## start Text block

Again the Tannoy buzzed and echoed. ‘Transamerica regrets to announce a delay on their flight TR 618 to New York due to a mechanical defect.’
Goldfinger Chapter one
Tannoy Ltd is a British manufacturer of loudspeakers and public-address systems.
The company was founded in 1926 by Guy R. Fountain as Tulsemere manufacturing company, and was rebranded two years later as “Tannoy”, – derived from the materials used in the manufacture of its rectifiers (Tantalum / Lead Alloy).
The company quickly became a leading manufacturer of loudspeakers and public address systems, so much so that by 1946 “Tannoy” became synonymous with public address systems, and its name was added to the Oxford English Dictionary.
The last iron truck of the day started off on the Decauville Track that snaked down the mountainside to the crusher and separator.
Dr No, Chapter 13
James Bond and Honey are sleeping as guests of Dr No inside their mink-lined prison on Crab Key. Outside, the workers of Dr No’s guanay colony are finishing up their day with one final load being sent down the Decauville track.
Paul Decauville innovated a movable railway system consisting of ready-made sections of light, narrow gauge track fastened to steel railway ties; this track was portable and could be disassembled and transported very easily. For an operation such Dr No’s, moving the track that transported the guano from the mountainside quarry up to the crusher and separator was needed as the location of the digging changed occasionally.
Having a hard rail was essential as much of the island was made up of soft swamp and marsh ground. This type of setup was fairly common in the Caribbean among the sugar plantations, distilleries and mining operations.
By the First World War, the Decauville system had become a military standard and the French and British eventually built thousands of miles of trench railways track.
There was everything in the bathroom–Floris Lime bath essence for men and Guerlain bathcubes for women. He crushed a cube into the water and at once the room smelled like an orchid house. The soap was Guerlain’s Sapoceti, Fleurs des Alpes.
Dr No, chapter 13
James Bond and Honey Rider are in the Mink-Lined Prison of Dr No, prior to their dinner date with the owner of the island of Crab Key.
Founded in Paris in 1828, Guerlain House is a manufacturer of fragrance, skin care and make up. All products are made in France to this day. There were also Floris products in the bathroom, as mentioned previously.

## end Text block
## start Given information

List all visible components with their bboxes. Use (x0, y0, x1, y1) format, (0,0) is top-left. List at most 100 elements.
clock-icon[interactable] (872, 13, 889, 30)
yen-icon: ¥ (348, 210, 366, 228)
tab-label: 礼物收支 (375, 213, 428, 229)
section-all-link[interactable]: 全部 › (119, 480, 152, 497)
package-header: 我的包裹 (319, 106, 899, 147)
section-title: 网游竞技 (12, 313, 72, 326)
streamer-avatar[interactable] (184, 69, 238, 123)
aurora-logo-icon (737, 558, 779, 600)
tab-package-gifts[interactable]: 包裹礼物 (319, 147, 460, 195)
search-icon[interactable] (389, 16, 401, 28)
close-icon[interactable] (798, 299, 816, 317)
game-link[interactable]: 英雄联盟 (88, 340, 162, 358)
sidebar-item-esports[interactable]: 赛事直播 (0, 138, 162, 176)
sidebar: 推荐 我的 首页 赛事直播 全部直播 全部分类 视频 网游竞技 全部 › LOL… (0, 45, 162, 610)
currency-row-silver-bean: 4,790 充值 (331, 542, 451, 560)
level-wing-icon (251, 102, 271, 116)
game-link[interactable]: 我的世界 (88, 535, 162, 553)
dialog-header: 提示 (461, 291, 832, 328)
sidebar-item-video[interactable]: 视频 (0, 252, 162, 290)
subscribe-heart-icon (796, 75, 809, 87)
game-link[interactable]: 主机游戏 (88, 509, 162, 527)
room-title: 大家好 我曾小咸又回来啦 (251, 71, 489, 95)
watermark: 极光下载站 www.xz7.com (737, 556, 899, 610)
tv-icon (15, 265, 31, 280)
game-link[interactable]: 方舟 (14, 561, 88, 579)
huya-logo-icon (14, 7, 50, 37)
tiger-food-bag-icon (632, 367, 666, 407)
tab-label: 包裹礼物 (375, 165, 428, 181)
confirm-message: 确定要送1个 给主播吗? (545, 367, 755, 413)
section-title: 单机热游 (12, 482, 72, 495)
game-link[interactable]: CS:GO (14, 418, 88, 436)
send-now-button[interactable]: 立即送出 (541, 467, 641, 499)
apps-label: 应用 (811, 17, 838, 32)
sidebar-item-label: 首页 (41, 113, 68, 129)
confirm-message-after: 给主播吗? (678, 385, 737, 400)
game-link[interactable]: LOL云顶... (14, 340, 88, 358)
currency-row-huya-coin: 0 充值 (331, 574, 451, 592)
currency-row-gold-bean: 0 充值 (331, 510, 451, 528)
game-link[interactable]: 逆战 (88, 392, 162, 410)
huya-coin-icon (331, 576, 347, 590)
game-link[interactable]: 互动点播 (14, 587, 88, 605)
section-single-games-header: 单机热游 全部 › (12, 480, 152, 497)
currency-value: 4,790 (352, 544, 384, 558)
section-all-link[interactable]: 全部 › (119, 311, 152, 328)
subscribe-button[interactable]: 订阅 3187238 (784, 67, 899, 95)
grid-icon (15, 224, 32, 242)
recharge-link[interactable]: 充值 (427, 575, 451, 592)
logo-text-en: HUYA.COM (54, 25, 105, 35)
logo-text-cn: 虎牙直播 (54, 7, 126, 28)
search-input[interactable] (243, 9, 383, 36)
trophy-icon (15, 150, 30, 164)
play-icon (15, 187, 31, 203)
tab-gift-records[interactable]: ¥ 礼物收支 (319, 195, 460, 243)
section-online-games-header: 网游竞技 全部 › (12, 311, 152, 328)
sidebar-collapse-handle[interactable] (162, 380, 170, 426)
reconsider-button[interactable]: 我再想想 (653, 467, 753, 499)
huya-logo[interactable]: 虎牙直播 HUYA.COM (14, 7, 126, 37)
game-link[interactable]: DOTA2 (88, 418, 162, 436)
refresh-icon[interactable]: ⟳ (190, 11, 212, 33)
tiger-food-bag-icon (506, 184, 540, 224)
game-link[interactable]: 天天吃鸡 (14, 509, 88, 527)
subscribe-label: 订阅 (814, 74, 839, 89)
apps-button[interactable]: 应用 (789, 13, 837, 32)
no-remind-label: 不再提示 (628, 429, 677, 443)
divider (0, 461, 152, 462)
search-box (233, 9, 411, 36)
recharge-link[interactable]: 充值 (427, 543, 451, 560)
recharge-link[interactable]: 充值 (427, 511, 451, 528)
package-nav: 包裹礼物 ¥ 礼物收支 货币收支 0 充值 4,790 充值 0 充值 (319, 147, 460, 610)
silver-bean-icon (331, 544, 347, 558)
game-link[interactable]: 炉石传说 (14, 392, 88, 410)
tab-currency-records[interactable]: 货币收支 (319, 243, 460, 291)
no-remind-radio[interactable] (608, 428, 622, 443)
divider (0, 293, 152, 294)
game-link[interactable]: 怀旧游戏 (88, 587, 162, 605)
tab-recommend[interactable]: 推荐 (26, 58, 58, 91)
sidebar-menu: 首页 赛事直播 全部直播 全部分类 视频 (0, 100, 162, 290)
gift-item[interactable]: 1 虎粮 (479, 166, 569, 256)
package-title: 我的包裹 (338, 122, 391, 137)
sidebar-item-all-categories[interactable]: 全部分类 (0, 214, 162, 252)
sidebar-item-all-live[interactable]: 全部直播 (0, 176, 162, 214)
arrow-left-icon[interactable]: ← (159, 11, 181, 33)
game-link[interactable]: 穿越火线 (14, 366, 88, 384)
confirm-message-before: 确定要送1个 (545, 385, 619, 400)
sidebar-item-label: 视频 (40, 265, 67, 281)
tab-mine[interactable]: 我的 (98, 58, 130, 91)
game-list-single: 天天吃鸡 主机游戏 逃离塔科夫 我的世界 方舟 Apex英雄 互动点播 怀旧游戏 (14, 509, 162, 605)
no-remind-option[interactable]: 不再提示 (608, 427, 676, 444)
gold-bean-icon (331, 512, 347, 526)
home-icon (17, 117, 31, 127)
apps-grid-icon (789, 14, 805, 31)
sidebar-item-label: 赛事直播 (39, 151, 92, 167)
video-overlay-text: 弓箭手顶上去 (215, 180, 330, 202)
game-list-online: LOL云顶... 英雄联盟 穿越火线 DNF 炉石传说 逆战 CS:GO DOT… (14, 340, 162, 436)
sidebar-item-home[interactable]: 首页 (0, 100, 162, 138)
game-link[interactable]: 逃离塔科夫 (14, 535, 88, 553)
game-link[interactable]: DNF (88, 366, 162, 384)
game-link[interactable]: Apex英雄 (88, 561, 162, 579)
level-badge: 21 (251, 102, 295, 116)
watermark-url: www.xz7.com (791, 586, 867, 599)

## end Given information

### Given task 1
Please list every four-digit year mentioned in the James Bond text.
### Given task 2
Answer these questions from the James Bond text:
(a) Which materials was the name "Tannoy" derived from?
(b) In which city was Guerlain House founded?
(c) What soap was in the bathroom?
Answer from the James Bond text alone.

### Exercise output 1
1926, 1946, 1828

### Exercise output 2
(a) Tantalum and lead alloy, the materials used in its rectifiers
(b) Paris
(c) Guerlain's Sapoceti, Fleurs des Alpes